(Exercise): Reproduce the material unchanged from its first line through the line containing "cell-q[interactable] bbox=[2359, 681, 2434, 705]", with both of those lines included.

Excerpts from a layout annotation set:
--- begin ---
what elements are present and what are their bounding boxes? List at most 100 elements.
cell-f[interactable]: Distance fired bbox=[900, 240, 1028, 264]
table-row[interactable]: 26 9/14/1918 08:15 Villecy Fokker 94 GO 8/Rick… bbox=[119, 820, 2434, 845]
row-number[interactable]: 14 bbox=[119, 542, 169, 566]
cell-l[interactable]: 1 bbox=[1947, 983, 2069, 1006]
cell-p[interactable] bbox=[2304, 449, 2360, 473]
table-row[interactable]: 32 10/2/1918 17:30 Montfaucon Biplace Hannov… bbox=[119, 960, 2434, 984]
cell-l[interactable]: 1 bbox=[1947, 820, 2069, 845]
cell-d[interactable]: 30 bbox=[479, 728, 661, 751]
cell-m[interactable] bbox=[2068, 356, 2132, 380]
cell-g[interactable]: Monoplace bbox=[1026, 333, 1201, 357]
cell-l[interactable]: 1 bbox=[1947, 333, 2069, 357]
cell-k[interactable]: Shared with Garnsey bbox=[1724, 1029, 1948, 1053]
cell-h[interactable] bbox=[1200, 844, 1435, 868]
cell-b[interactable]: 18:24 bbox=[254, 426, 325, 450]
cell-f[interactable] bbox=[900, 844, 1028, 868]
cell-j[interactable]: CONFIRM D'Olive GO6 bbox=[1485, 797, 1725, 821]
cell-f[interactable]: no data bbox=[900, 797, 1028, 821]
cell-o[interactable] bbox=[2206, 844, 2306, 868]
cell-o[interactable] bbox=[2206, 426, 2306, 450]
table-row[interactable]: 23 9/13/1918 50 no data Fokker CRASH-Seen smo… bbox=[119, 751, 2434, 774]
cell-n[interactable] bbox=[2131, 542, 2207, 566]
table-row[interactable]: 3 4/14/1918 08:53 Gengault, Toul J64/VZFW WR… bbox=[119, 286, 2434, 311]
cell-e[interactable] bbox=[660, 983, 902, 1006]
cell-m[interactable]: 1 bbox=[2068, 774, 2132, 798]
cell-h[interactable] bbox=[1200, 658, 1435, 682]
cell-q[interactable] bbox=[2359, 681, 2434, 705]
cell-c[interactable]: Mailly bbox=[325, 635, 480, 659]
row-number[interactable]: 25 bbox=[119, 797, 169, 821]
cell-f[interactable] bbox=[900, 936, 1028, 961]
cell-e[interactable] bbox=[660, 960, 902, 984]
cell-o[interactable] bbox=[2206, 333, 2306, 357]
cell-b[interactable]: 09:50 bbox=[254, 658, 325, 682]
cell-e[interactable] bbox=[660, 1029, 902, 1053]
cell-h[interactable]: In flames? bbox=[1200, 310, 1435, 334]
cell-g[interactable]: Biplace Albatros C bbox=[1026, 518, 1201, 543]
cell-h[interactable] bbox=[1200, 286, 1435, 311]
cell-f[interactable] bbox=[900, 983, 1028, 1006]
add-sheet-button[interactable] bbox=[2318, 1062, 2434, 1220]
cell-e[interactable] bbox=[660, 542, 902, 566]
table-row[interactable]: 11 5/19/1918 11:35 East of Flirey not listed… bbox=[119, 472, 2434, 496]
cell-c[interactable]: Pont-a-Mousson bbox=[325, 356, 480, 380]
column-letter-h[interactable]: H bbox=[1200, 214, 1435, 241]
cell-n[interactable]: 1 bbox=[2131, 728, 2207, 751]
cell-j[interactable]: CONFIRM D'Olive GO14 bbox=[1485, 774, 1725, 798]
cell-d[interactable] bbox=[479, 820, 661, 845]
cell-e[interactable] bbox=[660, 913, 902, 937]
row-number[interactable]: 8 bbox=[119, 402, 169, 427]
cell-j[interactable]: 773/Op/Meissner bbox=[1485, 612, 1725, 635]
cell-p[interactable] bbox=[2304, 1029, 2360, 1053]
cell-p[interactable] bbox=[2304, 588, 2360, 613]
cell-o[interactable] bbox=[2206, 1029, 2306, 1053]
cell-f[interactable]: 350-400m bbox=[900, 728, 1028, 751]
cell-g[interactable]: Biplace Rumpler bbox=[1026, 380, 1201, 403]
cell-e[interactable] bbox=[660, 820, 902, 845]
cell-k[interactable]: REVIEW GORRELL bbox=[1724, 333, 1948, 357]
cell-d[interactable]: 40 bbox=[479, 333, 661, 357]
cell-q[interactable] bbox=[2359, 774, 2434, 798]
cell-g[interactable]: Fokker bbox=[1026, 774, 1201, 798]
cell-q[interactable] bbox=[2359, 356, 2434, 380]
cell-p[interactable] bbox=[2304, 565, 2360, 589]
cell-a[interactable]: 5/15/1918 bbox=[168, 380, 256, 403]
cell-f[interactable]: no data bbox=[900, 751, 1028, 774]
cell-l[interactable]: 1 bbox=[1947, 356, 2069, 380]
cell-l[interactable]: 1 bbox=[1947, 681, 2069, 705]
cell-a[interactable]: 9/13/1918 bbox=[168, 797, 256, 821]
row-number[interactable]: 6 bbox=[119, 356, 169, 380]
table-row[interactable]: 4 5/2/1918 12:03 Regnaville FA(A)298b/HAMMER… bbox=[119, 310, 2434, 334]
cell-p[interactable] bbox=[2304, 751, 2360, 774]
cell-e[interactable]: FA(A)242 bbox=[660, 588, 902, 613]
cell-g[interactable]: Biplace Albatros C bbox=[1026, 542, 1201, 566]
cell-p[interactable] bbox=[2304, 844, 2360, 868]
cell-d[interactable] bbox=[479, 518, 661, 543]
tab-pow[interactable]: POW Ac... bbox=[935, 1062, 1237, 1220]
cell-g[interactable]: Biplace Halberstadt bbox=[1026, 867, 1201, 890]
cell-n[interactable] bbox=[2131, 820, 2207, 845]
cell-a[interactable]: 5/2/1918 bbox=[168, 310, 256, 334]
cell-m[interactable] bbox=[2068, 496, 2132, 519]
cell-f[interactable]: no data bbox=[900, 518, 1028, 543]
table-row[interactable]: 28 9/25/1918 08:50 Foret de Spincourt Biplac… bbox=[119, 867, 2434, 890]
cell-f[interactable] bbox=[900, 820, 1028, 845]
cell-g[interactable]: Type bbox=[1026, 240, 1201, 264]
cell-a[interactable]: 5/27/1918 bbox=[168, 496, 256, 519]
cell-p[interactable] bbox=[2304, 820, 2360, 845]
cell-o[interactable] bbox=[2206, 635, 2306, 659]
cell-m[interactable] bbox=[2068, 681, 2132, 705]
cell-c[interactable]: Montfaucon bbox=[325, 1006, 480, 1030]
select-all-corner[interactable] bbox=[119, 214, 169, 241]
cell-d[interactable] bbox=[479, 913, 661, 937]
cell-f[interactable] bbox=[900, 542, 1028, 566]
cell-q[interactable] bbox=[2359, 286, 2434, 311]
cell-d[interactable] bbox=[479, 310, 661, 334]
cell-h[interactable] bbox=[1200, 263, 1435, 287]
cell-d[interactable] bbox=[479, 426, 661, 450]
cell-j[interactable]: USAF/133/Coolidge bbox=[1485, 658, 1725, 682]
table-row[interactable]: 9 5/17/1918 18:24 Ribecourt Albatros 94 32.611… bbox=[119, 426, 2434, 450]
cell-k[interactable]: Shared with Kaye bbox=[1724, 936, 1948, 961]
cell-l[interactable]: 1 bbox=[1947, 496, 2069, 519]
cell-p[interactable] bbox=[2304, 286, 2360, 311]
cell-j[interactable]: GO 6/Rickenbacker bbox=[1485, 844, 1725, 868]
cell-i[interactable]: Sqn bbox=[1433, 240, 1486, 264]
--- end ---
(Correct output):
what elements are present and what are their bounding boxes? List at most 100 elements.
cell-f[interactable]: Distance fired bbox=[900, 240, 1028, 264]
table-row[interactable]: 26 9/14/1918 08:15 Villecy Fokker 94 GO 8/Rick… bbox=[119, 820, 2434, 845]
row-number[interactable]: 14 bbox=[119, 542, 169, 566]
cell-l[interactable]: 1 bbox=[1947, 983, 2069, 1006]
cell-p[interactable] bbox=[2304, 449, 2360, 473]
table-row[interactable]: 32 10/2/1918 17:30 Montfaucon Biplace Hannov… bbox=[119, 960, 2434, 984]
cell-l[interactable]: 1 bbox=[1947, 820, 2069, 845]
cell-d[interactable]: 30 bbox=[479, 728, 661, 751]
cell-m[interactable] bbox=[2068, 356, 2132, 380]
cell-g[interactable]: Monoplace bbox=[1026, 333, 1201, 357]
cell-l[interactable]: 1 bbox=[1947, 333, 2069, 357]
cell-k[interactable]: Shared with Garnsey bbox=[1724, 1029, 1948, 1053]
cell-h[interactable] bbox=[1200, 844, 1435, 868]
cell-b[interactable]: 18:24 bbox=[254, 426, 325, 450]
cell-f[interactable] bbox=[900, 844, 1028, 868]
cell-j[interactable]: CONFIRM D'Olive GO6 bbox=[1485, 797, 1725, 821]
cell-f[interactable]: no data bbox=[900, 797, 1028, 821]
cell-o[interactable] bbox=[2206, 844, 2306, 868]
cell-o[interactable] bbox=[2206, 426, 2306, 450]
table-row[interactable]: 23 9/13/1918 50 no data Fokker CRASH-Seen smo… bbox=[119, 751, 2434, 774]
cell-n[interactable] bbox=[2131, 542, 2207, 566]
table-row[interactable]: 3 4/14/1918 08:53 Gengault, Toul J64/VZFW WR… bbox=[119, 286, 2434, 311]
cell-e[interactable] bbox=[660, 983, 902, 1006]
cell-m[interactable]: 1 bbox=[2068, 774, 2132, 798]
cell-h[interactable] bbox=[1200, 658, 1435, 682]
cell-q[interactable] bbox=[2359, 681, 2434, 705]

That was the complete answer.